§ Problem description
Transcribe the material verbatim in full; the pictures do not belong in the copy.

§ Extracted material
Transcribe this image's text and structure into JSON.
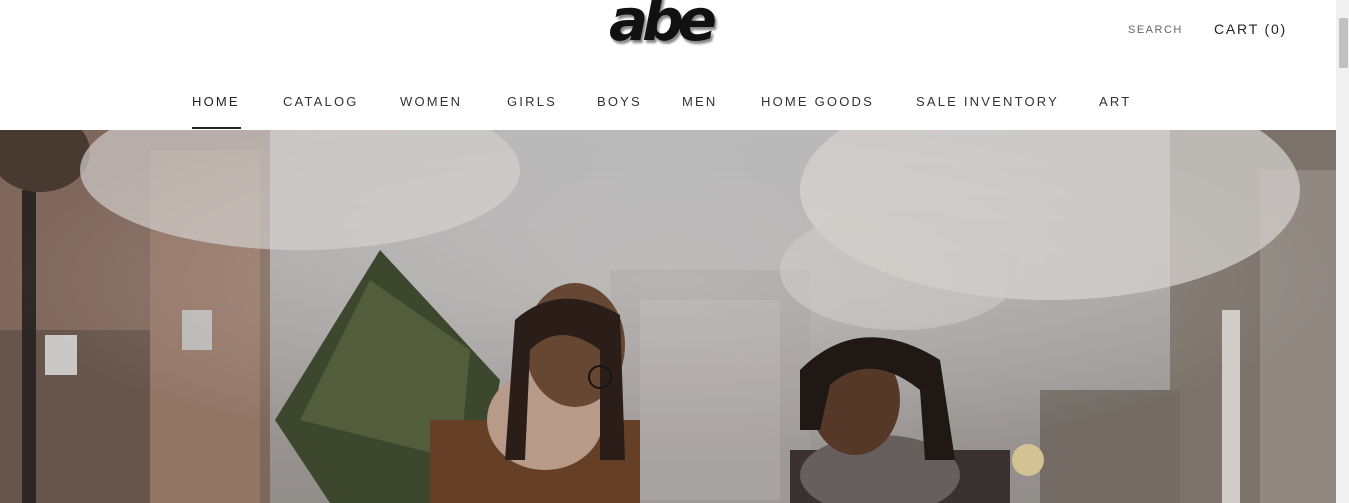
{
  "brand": {
    "logo_text": "abe"
  },
  "header": {
    "search_label": "SEARCH",
    "cart_label": "CART (0)"
  },
  "nav": {
    "items": [
      {
        "label": "HOME",
        "active": true
      },
      {
        "label": "CATALOG"
      },
      {
        "label": "WOMEN"
      },
      {
        "label": "GIRLS"
      },
      {
        "label": "BOYS"
      },
      {
        "label": "MEN"
      },
      {
        "label": "HOME GOODS"
      },
      {
        "label": "SALE INVENTORY"
      },
      {
        "label": "ART"
      }
    ]
  },
  "hero": {
    "image": "winter-street-couple-with-christmas-tree"
  },
  "colors": {
    "text": "#222222",
    "muted": "#666666",
    "background": "#ffffff"
  }
}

§ Correct output
Transcribe this image's text and structure into JSON.
{
  "brand": {
    "logo_text": "abe"
  },
  "header": {
    "search_label": "SEARCH",
    "cart_label": "CART (0)"
  },
  "nav": {
    "items": [
      {
        "label": "HOME",
        "active": true
      },
      {
        "label": "CATALOG"
      },
      {
        "label": "WOMEN"
      },
      {
        "label": "GIRLS"
      },
      {
        "label": "BOYS"
      },
      {
        "label": "MEN"
      },
      {
        "label": "HOME GOODS"
      },
      {
        "label": "SALE INVENTORY"
      },
      {
        "label": "ART"
      }
    ]
  },
  "hero": {
    "image": "winter-street-couple-with-christmas-tree"
  },
  "colors": {
    "text": "#222222",
    "muted": "#666666",
    "background": "#ffffff"
  }
}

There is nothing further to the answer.